Seitentext –
☆ ☆ ☆ ☆
Zinserhöhungen bewirken aber genau das Gegenteil: Wer
höhere Zinsen zahlen muss, dem wird die Kreditaufnahme
erschwert.
Dazu
kommt, dass wir es zurzeit mit dem höchsten
Schuldenstand aller Zeiten zu tun haben und diese
Schulden ständig bedient werden müssen. Auch das wird
durch die Zinserhöhung erschwert.
Das
Handeln der Fed und der EZB erinnert an einen Autofahrer,
dessen Motor während der Fahrt zu stottern beginnt, und
der darauf reagiert, indem er ihn durch ein jähes
Bremsmanöver abwürgt. Die Zinserhöhungen, denen nach
Aussagen der Zentralbanker in diesem Jahr noch weitere
folgen sollen, haben auf die Wirtschaft die gleiche
Wirkung: Sie würgen sie ab.
☆ ☆ ☆ ☆
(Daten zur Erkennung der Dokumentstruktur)

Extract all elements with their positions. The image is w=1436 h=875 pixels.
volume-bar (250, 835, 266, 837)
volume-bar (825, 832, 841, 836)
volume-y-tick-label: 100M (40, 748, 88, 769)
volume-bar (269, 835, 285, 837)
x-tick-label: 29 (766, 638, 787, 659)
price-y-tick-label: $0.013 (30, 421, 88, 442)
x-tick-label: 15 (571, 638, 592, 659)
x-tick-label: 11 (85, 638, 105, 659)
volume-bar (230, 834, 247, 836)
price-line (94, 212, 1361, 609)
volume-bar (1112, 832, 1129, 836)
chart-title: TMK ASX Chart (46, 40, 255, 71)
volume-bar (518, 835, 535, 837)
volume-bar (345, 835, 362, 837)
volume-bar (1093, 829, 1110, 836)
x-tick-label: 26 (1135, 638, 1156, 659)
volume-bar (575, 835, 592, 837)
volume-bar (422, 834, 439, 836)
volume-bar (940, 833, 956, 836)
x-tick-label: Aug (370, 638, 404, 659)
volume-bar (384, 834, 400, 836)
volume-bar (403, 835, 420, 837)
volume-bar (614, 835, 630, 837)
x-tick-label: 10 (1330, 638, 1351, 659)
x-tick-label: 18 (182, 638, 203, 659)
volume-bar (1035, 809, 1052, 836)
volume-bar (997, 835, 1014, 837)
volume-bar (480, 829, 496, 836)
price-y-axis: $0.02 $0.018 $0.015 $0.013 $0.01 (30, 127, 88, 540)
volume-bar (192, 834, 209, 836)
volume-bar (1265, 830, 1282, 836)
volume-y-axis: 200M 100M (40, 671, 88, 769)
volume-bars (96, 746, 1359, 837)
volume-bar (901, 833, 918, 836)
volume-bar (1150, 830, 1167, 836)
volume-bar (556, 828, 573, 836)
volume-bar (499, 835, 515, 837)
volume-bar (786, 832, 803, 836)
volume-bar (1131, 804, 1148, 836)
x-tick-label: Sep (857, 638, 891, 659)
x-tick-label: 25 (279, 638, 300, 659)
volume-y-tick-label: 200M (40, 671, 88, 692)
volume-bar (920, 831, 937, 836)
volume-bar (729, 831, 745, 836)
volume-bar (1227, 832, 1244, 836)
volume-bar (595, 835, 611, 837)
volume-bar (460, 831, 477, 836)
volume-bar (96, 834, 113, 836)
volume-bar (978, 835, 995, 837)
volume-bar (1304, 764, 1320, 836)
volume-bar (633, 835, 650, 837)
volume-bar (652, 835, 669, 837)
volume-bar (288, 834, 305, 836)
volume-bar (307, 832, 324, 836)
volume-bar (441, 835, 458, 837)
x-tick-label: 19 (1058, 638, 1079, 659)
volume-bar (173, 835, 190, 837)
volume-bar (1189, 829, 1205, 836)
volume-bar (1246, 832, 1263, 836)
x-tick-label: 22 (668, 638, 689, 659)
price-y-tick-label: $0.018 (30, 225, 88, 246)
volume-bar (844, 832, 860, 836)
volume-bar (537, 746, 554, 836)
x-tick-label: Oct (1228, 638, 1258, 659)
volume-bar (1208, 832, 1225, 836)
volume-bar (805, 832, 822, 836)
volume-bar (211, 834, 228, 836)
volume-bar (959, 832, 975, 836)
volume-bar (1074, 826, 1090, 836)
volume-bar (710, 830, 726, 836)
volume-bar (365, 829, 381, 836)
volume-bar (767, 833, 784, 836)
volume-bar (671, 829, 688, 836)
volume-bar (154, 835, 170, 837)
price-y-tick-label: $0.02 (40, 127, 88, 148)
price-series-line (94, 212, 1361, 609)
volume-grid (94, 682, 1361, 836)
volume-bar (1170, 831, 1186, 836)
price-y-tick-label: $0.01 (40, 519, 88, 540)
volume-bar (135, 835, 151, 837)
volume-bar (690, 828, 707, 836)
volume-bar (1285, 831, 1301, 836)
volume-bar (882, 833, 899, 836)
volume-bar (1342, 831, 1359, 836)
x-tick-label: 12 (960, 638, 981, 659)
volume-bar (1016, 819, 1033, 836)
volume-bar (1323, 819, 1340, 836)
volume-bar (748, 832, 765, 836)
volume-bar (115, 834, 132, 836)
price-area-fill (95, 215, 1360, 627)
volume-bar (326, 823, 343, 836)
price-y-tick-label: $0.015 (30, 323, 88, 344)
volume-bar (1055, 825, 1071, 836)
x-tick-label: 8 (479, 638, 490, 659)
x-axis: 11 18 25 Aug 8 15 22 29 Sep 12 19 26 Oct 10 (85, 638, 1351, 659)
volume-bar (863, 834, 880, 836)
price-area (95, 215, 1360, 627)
☆ ☆ ☆ ☆
Verständnis prüfen –
(A) Nenne alle Wörter im Seitentext, die „Zins“ enthalten, in der Reihenfolge ihres Vorkommens. Wiederholungen zählen mit.
(B) Gib den Abschnitt des Seitentexts zwischen „Zinserhöhungen bewirken aber“ und „die Zinserhöhung erschwert.“ wortgetreu wieder, beides eingeschlossen.
(C) Womit vergleicht der Seitentext das Handeln der Fed und der EZB?

Ergebnisse je Aufgabe –
(A) Zinserhöhungen, Zinsen, Zinserhöhung, Zinserhöhungen

(B)
Zinserhöhungen bewirken aber genau das Gegenteil: Wer
höhere Zinsen zahlen muss, dem wird die Kreditaufnahme
erschwert.
Dazu
kommt, dass wir es zurzeit mit dem höchsten
Schuldenstand aller Zeiten zu tun haben und diese
Schulden ständig bedient werden müssen. Auch das wird
durch die Zinserhöhung erschwert.

(C) Mit einem Autofahrer, dessen Motor während der Fahrt zu stottern beginnt und der ihn durch ein jähes Bremsmanöver abwürgt.